*INPUT ROWS*.
## Start

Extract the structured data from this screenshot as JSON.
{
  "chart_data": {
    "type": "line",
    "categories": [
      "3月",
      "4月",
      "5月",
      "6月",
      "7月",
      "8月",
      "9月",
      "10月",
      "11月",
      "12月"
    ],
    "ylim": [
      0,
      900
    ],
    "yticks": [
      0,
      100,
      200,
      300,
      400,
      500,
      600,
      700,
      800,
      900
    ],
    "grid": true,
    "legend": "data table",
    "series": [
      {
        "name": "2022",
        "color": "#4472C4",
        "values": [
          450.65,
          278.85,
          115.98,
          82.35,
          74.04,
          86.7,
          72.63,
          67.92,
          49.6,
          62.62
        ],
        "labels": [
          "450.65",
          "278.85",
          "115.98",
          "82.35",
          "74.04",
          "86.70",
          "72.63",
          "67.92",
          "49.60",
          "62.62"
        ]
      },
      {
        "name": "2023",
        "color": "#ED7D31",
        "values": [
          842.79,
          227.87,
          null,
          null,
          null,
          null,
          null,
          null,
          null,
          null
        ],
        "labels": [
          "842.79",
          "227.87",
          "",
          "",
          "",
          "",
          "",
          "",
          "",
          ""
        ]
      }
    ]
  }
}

## End

*PROBLEM DETAILS*. Transcribe the entire listing above precisely.

*RESPONSE TO THIS TASK*.
Extract the structured data from this screenshot as JSON.
{
  "chart_data": {
    "type": "line",
    "categories": [
      "3月",
      "4月",
      "5月",
      "6月",
      "7月",
      "8月",
      "9月",
      "10月",
      "11月",
      "12月"
    ],
    "ylim": [
      0,
      900
    ],
    "yticks": [
      0,
      100,
      200,
      300,
      400,
      500,
      600,
      700,
      800,
      900
    ],
    "grid": true,
    "legend": "data table",
    "series": [
      {
        "name": "2022",
        "color": "#4472C4",
        "values": [
          450.65,
          278.85,
          115.98,
          82.35,
          74.04,
          86.7,
          72.63,
          67.92,
          49.6,
          62.62
        ],
        "labels": [
          "450.65",
          "278.85",
          "115.98",
          "82.35",
          "74.04",
          "86.70",
          "72.63",
          "67.92",
          "49.60",
          "62.62"
        ]
      },
      {
        "name": "2023",
        "color": "#ED7D31",
        "values": [
          842.79,
          227.87,
          null,
          null,
          null,
          null,
          null,
          null,
          null,
          null
        ],
        "labels": [
          "842.79",
          "227.87",
          "",
          "",
          "",
          "",
          "",
          "",
          "",
          ""
        ]
      }
    ]
  }
}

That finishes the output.